- [Directions for this task] Extract the text of every entry below exactly; leave images out.

====== The input ======

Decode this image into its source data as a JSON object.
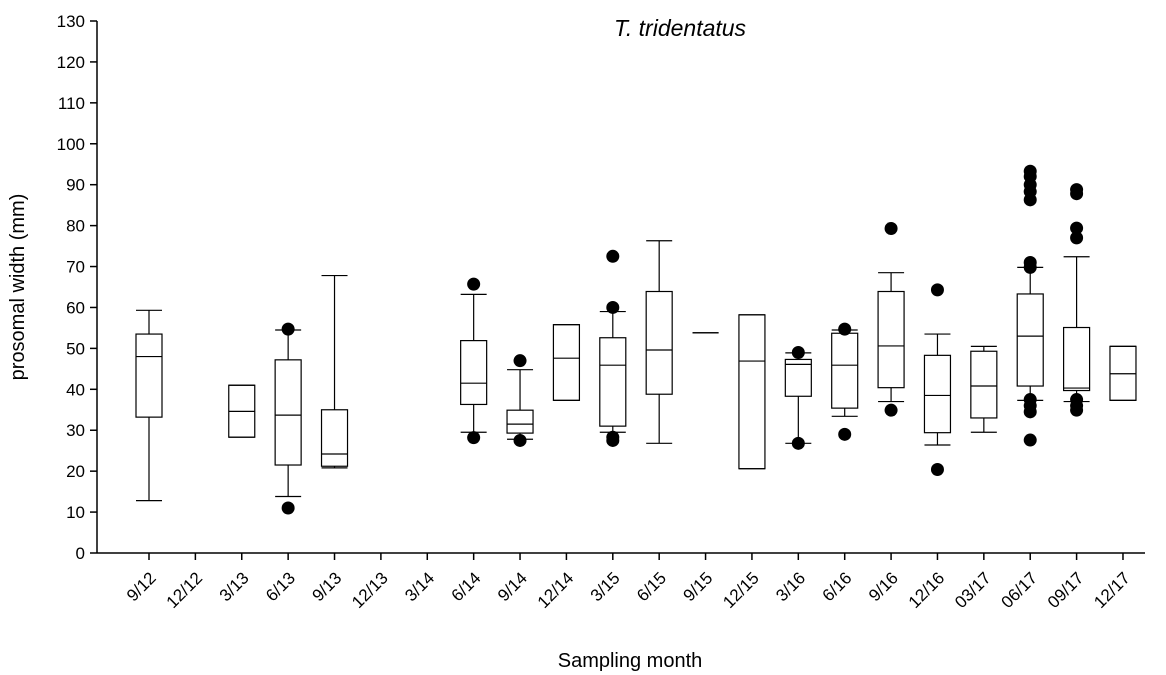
{
  "chart_data": {
    "type": "box",
    "title": "T. tridentatus",
    "x_label": "Sampling month",
    "y_label": "prosomal width (mm)",
    "categories": [
      "9/12",
      "12/12",
      "3/13",
      "6/13",
      "9/13",
      "12/13",
      "3/14",
      "6/14",
      "9/14",
      "12/14",
      "3/15",
      "6/15",
      "9/15",
      "12/15",
      "3/16",
      "6/16",
      "9/16",
      "12/16",
      "03/17",
      "06/17",
      "09/17",
      "12/17"
    ],
    "boxes": [
      {
        "min": 12.8,
        "q1": 33.2,
        "median": 48,
        "q3": 53.5,
        "max": 59.3,
        "outliers": []
      },
      null,
      {
        "min": 28.3,
        "q1": 28.3,
        "median": 34.6,
        "q3": 41,
        "max": 41,
        "outliers": []
      },
      {
        "min": 13.8,
        "q1": 21.5,
        "median": 33.7,
        "q3": 47.2,
        "max": 54.5,
        "outliers": [
          11,
          54.7
        ]
      },
      {
        "min": 20.8,
        "q1": 21.2,
        "median": 24.2,
        "q3": 35,
        "max": 67.8,
        "outliers": []
      },
      null,
      null,
      {
        "min": 29.5,
        "q1": 36.3,
        "median": 41.5,
        "q3": 51.9,
        "max": 63.2,
        "outliers": [
          28.2,
          65.7
        ]
      },
      {
        "min": 27.8,
        "q1": 29.3,
        "median": 31.5,
        "q3": 34.9,
        "max": 44.8,
        "outliers": [
          27.5,
          47
        ]
      },
      {
        "min": 37.3,
        "q1": 37.3,
        "median": 47.6,
        "q3": 55.8,
        "max": 55.8,
        "outliers": []
      },
      {
        "min": 29.5,
        "q1": 31,
        "median": 45.9,
        "q3": 52.6,
        "max": 59,
        "outliers": [
          27.5,
          28.3,
          60,
          72.5
        ]
      },
      {
        "min": 26.8,
        "q1": 38.8,
        "median": 49.6,
        "q3": 63.9,
        "max": 76.3,
        "outliers": []
      },
      {
        "min": 53.8,
        "q1": 53.8,
        "median": 53.8,
        "q3": 53.8,
        "max": 53.8,
        "outliers": []
      },
      {
        "min": 20.6,
        "q1": 20.6,
        "median": 46.9,
        "q3": 58.2,
        "max": 58.2,
        "outliers": []
      },
      {
        "min": 26.8,
        "q1": 38.3,
        "median": 46.1,
        "q3": 47.3,
        "max": 48.9,
        "outliers": [
          26.8,
          49
        ]
      },
      {
        "min": 33.4,
        "q1": 35.4,
        "median": 45.9,
        "q3": 53.7,
        "max": 54.5,
        "outliers": [
          29,
          54.7
        ]
      },
      {
        "min": 37,
        "q1": 40.4,
        "median": 50.6,
        "q3": 63.9,
        "max": 68.5,
        "outliers": [
          34.9,
          79.3
        ]
      },
      {
        "min": 26.4,
        "q1": 29.4,
        "median": 38.5,
        "q3": 48.3,
        "max": 53.5,
        "outliers": [
          20.4,
          64.3
        ]
      },
      {
        "min": 29.5,
        "q1": 33,
        "median": 40.8,
        "q3": 49.3,
        "max": 50.5,
        "outliers": []
      },
      {
        "min": 37.3,
        "q1": 40.8,
        "median": 53,
        "q3": 63.3,
        "max": 69.8,
        "outliers": [
          27.6,
          34.5,
          36,
          37.5,
          69.8,
          71,
          86.3,
          88.3,
          90,
          92,
          93.3
        ]
      },
      {
        "min": 37,
        "q1": 39.7,
        "median": 40.3,
        "q3": 55.1,
        "max": 72.4,
        "outliers": [
          34.9,
          36,
          37.5,
          77,
          79.4,
          87.8,
          88.8
        ]
      },
      {
        "min": 37.3,
        "q1": 37.3,
        "median": 43.8,
        "q3": 50.5,
        "max": 50.5,
        "outliers": []
      }
    ],
    "color": "#000000",
    "ylim": [
      0,
      130
    ],
    "yticks": [
      0,
      10,
      20,
      30,
      40,
      50,
      60,
      70,
      80,
      90,
      100,
      110,
      120,
      130
    ]
  }
}
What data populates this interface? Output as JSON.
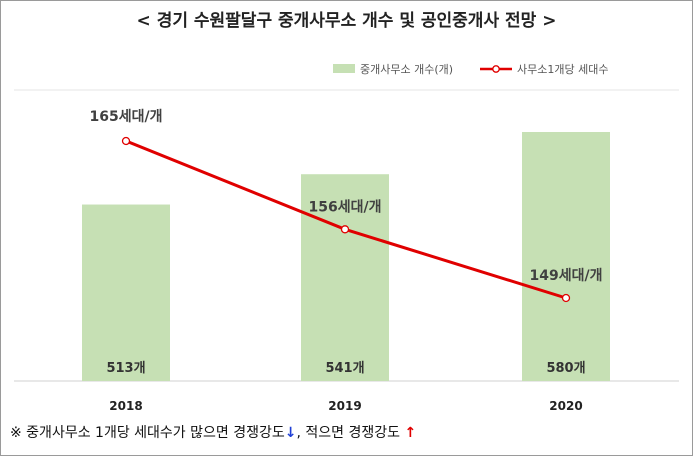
{
  "chart_data": {
    "type": "bar+line",
    "title": "< 경기 수원팔달구 중개사무소 개수 및 공인중개사 전망 >",
    "categories": [
      "2018",
      "2019",
      "2020"
    ],
    "series": [
      {
        "name": "중개사무소 개수(개)",
        "type": "bar",
        "values": [
          513,
          541,
          580
        ],
        "labels": [
          "513개",
          "541개",
          "580개"
        ],
        "color": "#c6e0b4"
      },
      {
        "name": "사무소1개당 세대수",
        "type": "line",
        "values": [
          165,
          156,
          149
        ],
        "labels": [
          "165세대/개",
          "156세대/개",
          "149세대/개"
        ],
        "color": "#e00000"
      }
    ],
    "legend_position": "top-right",
    "grid": false
  },
  "footnote": {
    "prefix": "※ 중개사무소 1개당 세대수가 많으면 경쟁강도",
    "down_arrow": "↓",
    "middle": ", 적으면 경쟁강도",
    "up_arrow": "↑"
  }
}
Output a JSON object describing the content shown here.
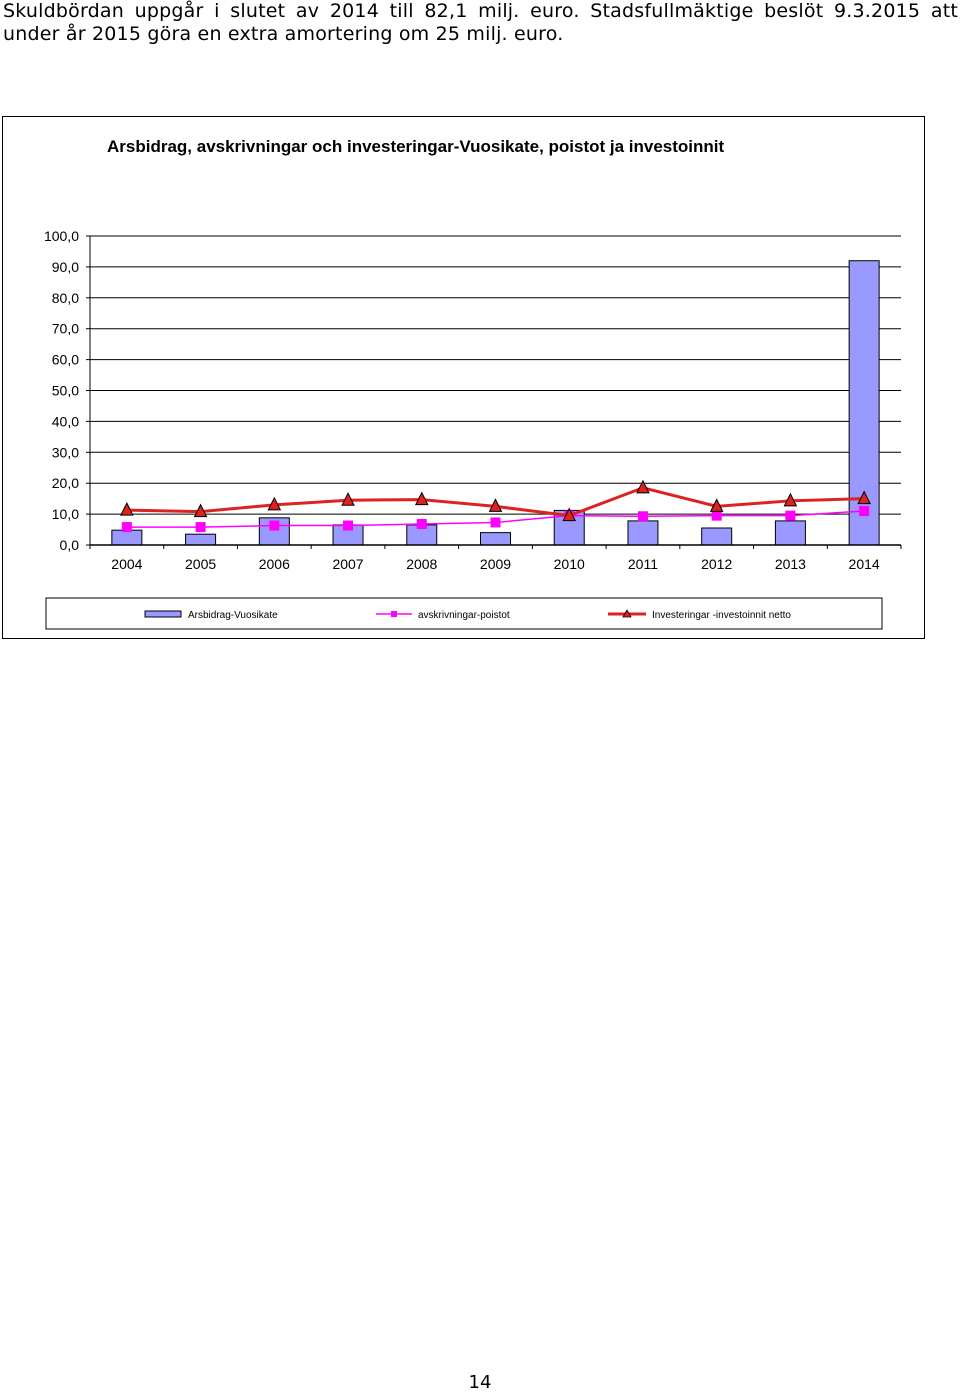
{
  "intro": {
    "line1": "Skuldbördan uppgår i slutet av 2014 till 82,1 milj. euro. Stadsfullmäktige beslöt 9.3.2015 att",
    "line2": "under år 2015 göra en extra amortering om 25 milj. euro."
  },
  "page_number": "14",
  "colors": {
    "bar": "#9999ff",
    "depreciation": "#ff00ff",
    "investment": "#dd2222",
    "grid": "#000000"
  },
  "chart_data": {
    "type": "bar",
    "title": "Arsbidrag, avskrivningar och investeringar-Vuosikate, poistot ja investoinnit",
    "xlabel": "",
    "ylabel": "",
    "ylim": [
      0,
      100
    ],
    "yticks": [
      "0,0",
      "10,0",
      "20,0",
      "30,0",
      "40,0",
      "50,0",
      "60,0",
      "70,0",
      "80,0",
      "90,0",
      "100,0"
    ],
    "categories": [
      "2004",
      "2005",
      "2006",
      "2007",
      "2008",
      "2009",
      "2010",
      "2011",
      "2012",
      "2013",
      "2014"
    ],
    "grid": true,
    "legend_position": "bottom",
    "series": [
      {
        "name": "Arsbidrag-Vuosikate",
        "type": "bar",
        "values": [
          4.8,
          3.5,
          8.8,
          6.5,
          6.5,
          4.0,
          11.2,
          7.8,
          5.5,
          7.8,
          92.0
        ]
      },
      {
        "name": "avskrivningar-poistot",
        "type": "line",
        "marker": "square",
        "values": [
          5.8,
          5.8,
          6.3,
          6.3,
          6.8,
          7.3,
          9.5,
          9.3,
          9.5,
          9.5,
          11.0
        ]
      },
      {
        "name": "Investeringar -investoinnit netto",
        "type": "line",
        "marker": "triangle",
        "values": [
          11.3,
          10.8,
          13.0,
          14.5,
          14.7,
          12.5,
          9.5,
          18.5,
          12.5,
          14.3,
          15.0
        ]
      }
    ]
  }
}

======

- [Correct result]
Decode this image into its source data as a JSON object.
{
  "chart_data": {
    "type": "box",
    "title": "T. tridentatus",
    "x_label": "Sampling month",
    "y_label": "prosomal width (mm)",
    "categories": [
      "9/12",
      "12/12",
      "3/13",
      "6/13",
      "9/13",
      "12/13",
      "3/14",
      "6/14",
      "9/14",
      "12/14",
      "3/15",
      "6/15",
      "9/15",
      "12/15",
      "3/16",
      "6/16",
      "9/16",
      "12/16",
      "03/17",
      "06/17",
      "09/17",
      "12/17"
    ],
    "boxes": [
      {
        "min": 12.8,
        "q1": 33.2,
        "median": 48,
        "q3": 53.5,
        "max": 59.3,
        "outliers": []
      },
      null,
      {
        "min": 28.3,
        "q1": 28.3,
        "median": 34.6,
        "q3": 41,
        "max": 41,
        "outliers": []
      },
      {
        "min": 13.8,
        "q1": 21.5,
        "median": 33.7,
        "q3": 47.2,
        "max": 54.5,
        "outliers": [
          11,
          54.7
        ]
      },
      {
        "min": 20.8,
        "q1": 21.2,
        "median": 24.2,
        "q3": 35,
        "max": 67.8,
        "outliers": []
      },
      null,
      null,
      {
        "min": 29.5,
        "q1": 36.3,
        "median": 41.5,
        "q3": 51.9,
        "max": 63.2,
        "outliers": [
          28.2,
          65.7
        ]
      },
      {
        "min": 27.8,
        "q1": 29.3,
        "median": 31.5,
        "q3": 34.9,
        "max": 44.8,
        "outliers": [
          27.5,
          47
        ]
      },
      {
        "min": 37.3,
        "q1": 37.3,
        "median": 47.6,
        "q3": 55.8,
        "max": 55.8,
        "outliers": []
      },
      {
        "min": 29.5,
        "q1": 31,
        "median": 45.9,
        "q3": 52.6,
        "max": 59,
        "outliers": [
          27.5,
          28.3,
          60,
          72.5
        ]
      },
      {
        "min": 26.8,
        "q1": 38.8,
        "median": 49.6,
        "q3": 63.9,
        "max": 76.3,
        "outliers": []
      },
      {
        "min": 53.8,
        "q1": 53.8,
        "median": 53.8,
        "q3": 53.8,
        "max": 53.8,
        "outliers": []
      },
      {
        "min": 20.6,
        "q1": 20.6,
        "median": 46.9,
        "q3": 58.2,
        "max": 58.2,
        "outliers": []
      },
      {
        "min": 26.8,
        "q1": 38.3,
        "median": 46.1,
        "q3": 47.3,
        "max": 48.9,
        "outliers": [
          26.8,
          49
        ]
      },
      {
        "min": 33.4,
        "q1": 35.4,
        "median": 45.9,
        "q3": 53.7,
        "max": 54.5,
        "outliers": [
          29,
          54.7
        ]
      },
      {
        "min": 37,
        "q1": 40.4,
        "median": 50.6,
        "q3": 63.9,
        "max": 68.5,
        "outliers": [
          34.9,
          79.3
        ]
      },
      {
        "min": 26.4,
        "q1": 29.4,
        "median": 38.5,
        "q3": 48.3,
        "max": 53.5,
        "outliers": [
          20.4,
          64.3
        ]
      },
      {
        "min": 29.5,
        "q1": 33,
        "median": 40.8,
        "q3": 49.3,
        "max": 50.5,
        "outliers": []
      },
      {
        "min": 37.3,
        "q1": 40.8,
        "median": 53,
        "q3": 63.3,
        "max": 69.8,
        "outliers": [
          27.6,
          34.5,
          36,
          37.5,
          69.8,
          71,
          86.3,
          88.3,
          90,
          92,
          93.3
        ]
      },
      {
        "min": 37,
        "q1": 39.7,
        "median": 40.3,
        "q3": 55.1,
        "max": 72.4,
        "outliers": [
          34.9,
          36,
          37.5,
          77,
          79.4,
          87.8,
          88.8
        ]
      },
      {
        "min": 37.3,
        "q1": 37.3,
        "median": 43.8,
        "q3": 50.5,
        "max": 50.5,
        "outliers": []
      }
    ],
    "color": "#000000",
    "ylim": [
      0,
      130
    ],
    "yticks": [
      0,
      10,
      20,
      30,
      40,
      50,
      60,
      70,
      80,
      90,
      100,
      110,
      120,
      130
    ]
  }
}
What data populates this interface? Output as JSON.
{
  "chart_data": {
    "type": "bar+line",
    "title": "< 경기 수원팔달구 중개사무소 개수 및 공인중개사 전망 >",
    "categories": [
      "2018",
      "2019",
      "2020"
    ],
    "series": [
      {
        "name": "중개사무소 개수(개)",
        "type": "bar",
        "values": [
          513,
          541,
          580
        ],
        "labels": [
          "513개",
          "541개",
          "580개"
        ],
        "color": "#c6e0b4"
      },
      {
        "name": "사무소1개당 세대수",
        "type": "line",
        "values": [
          165,
          156,
          149
        ],
        "labels": [
          "165세대/개",
          "156세대/개",
          "149세대/개"
        ],
        "color": "#e00000"
      }
    ],
    "legend_position": "top-right",
    "grid": false
  },
  "footnote": {
    "prefix": "※ 중개사무소 1개당 세대수가 많으면 경쟁강도",
    "down_arrow": "↓",
    "middle": ", 적으면 경쟁강도",
    "up_arrow": "↑"
  }
}
Output a JSON object describing the content shown here.
{
  "intro": {
    "line1": "Skuldbördan uppgår i slutet av 2014 till 82,1 milj. euro. Stadsfullmäktige beslöt 9.3.2015 att",
    "line2": "under år 2015 göra en extra amortering om 25 milj. euro."
  },
  "page_number": "14",
  "colors": {
    "bar": "#9999ff",
    "depreciation": "#ff00ff",
    "investment": "#dd2222",
    "grid": "#000000"
  },
  "chart_data": {
    "type": "bar",
    "title": "Arsbidrag, avskrivningar och investeringar-Vuosikate, poistot ja investoinnit",
    "xlabel": "",
    "ylabel": "",
    "ylim": [
      0,
      100
    ],
    "yticks": [
      "0,0",
      "10,0",
      "20,0",
      "30,0",
      "40,0",
      "50,0",
      "60,0",
      "70,0",
      "80,0",
      "90,0",
      "100,0"
    ],
    "categories": [
      "2004",
      "2005",
      "2006",
      "2007",
      "2008",
      "2009",
      "2010",
      "2011",
      "2012",
      "2013",
      "2014"
    ],
    "grid": true,
    "legend_position": "bottom",
    "series": [
      {
        "name": "Arsbidrag-Vuosikate",
        "type": "bar",
        "values": [
          4.8,
          3.5,
          8.8,
          6.5,
          6.5,
          4.0,
          11.2,
          7.8,
          5.5,
          7.8,
          92.0
        ]
      },
      {
        "name": "avskrivningar-poistot",
        "type": "line",
        "marker": "square",
        "values": [
          5.8,
          5.8,
          6.3,
          6.3,
          6.8,
          7.3,
          9.5,
          9.3,
          9.5,
          9.5,
          11.0
        ]
      },
      {
        "name": "Investeringar -investoinnit netto",
        "type": "line",
        "marker": "triangle",
        "values": [
          11.3,
          10.8,
          13.0,
          14.5,
          14.7,
          12.5,
          9.5,
          18.5,
          12.5,
          14.3,
          15.0
        ]
      }
    ]
  }
}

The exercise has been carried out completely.